_Exercise details_
Retype, without changes, every line from the line that contains "Decode this image" through the final line of the records. Exclude pictures.

_Supplied data_
------------------------

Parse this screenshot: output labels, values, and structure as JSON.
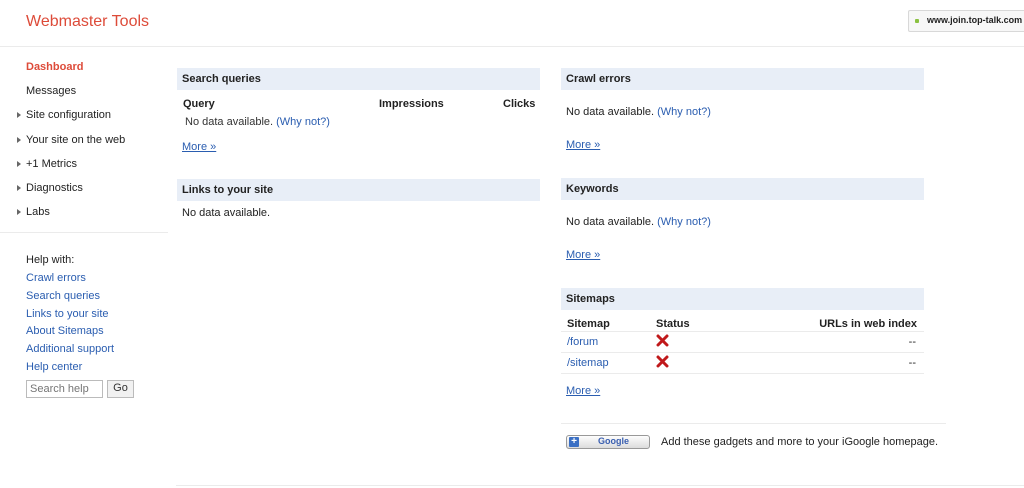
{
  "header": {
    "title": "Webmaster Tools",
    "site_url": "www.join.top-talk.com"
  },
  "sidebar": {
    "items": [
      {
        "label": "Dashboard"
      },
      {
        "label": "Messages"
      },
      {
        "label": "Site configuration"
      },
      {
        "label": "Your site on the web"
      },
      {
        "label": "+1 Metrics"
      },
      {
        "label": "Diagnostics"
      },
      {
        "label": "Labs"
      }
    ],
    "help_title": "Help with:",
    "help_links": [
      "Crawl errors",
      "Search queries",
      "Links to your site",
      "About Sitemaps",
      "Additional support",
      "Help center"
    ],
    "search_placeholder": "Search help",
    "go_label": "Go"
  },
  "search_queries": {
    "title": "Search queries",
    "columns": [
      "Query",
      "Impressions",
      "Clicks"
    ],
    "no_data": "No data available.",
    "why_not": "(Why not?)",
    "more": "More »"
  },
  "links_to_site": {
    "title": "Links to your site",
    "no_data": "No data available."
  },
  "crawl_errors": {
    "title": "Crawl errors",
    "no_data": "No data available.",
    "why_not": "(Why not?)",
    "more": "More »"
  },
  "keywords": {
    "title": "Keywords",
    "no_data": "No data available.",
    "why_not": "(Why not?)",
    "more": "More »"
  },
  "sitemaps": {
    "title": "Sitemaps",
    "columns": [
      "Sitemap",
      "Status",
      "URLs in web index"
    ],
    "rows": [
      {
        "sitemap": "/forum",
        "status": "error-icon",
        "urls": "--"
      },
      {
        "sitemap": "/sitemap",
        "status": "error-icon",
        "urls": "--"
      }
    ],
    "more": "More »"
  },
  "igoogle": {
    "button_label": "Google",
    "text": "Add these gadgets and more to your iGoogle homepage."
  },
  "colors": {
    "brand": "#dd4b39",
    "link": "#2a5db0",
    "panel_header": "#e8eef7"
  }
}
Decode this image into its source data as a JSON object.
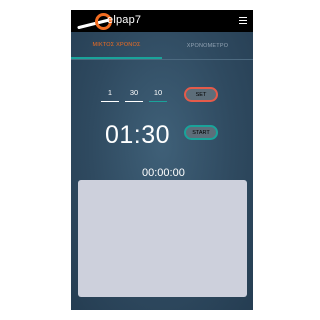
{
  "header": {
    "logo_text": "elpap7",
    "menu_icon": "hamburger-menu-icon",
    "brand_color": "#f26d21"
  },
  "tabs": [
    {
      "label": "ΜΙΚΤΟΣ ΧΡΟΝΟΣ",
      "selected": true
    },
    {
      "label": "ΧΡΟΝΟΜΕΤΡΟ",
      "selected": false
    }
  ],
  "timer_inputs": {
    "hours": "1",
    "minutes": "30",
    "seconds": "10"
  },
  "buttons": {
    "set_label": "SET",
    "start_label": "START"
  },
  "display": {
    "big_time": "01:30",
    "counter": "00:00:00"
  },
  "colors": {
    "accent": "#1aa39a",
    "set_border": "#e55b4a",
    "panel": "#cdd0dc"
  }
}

------------------------

_Exercise solution_
Decode this image into its source data as a JSON object.
{
  "header": {
    "logo_text": "elpap7",
    "menu_icon": "hamburger-menu-icon",
    "brand_color": "#f26d21"
  },
  "tabs": [
    {
      "label": "ΜΙΚΤΟΣ ΧΡΟΝΟΣ",
      "selected": true
    },
    {
      "label": "ΧΡΟΝΟΜΕΤΡΟ",
      "selected": false
    }
  ],
  "timer_inputs": {
    "hours": "1",
    "minutes": "30",
    "seconds": "10"
  },
  "buttons": {
    "set_label": "SET",
    "start_label": "START"
  },
  "display": {
    "big_time": "01:30",
    "counter": "00:00:00"
  },
  "colors": {
    "accent": "#1aa39a",
    "set_border": "#e55b4a",
    "panel": "#cdd0dc"
  }
}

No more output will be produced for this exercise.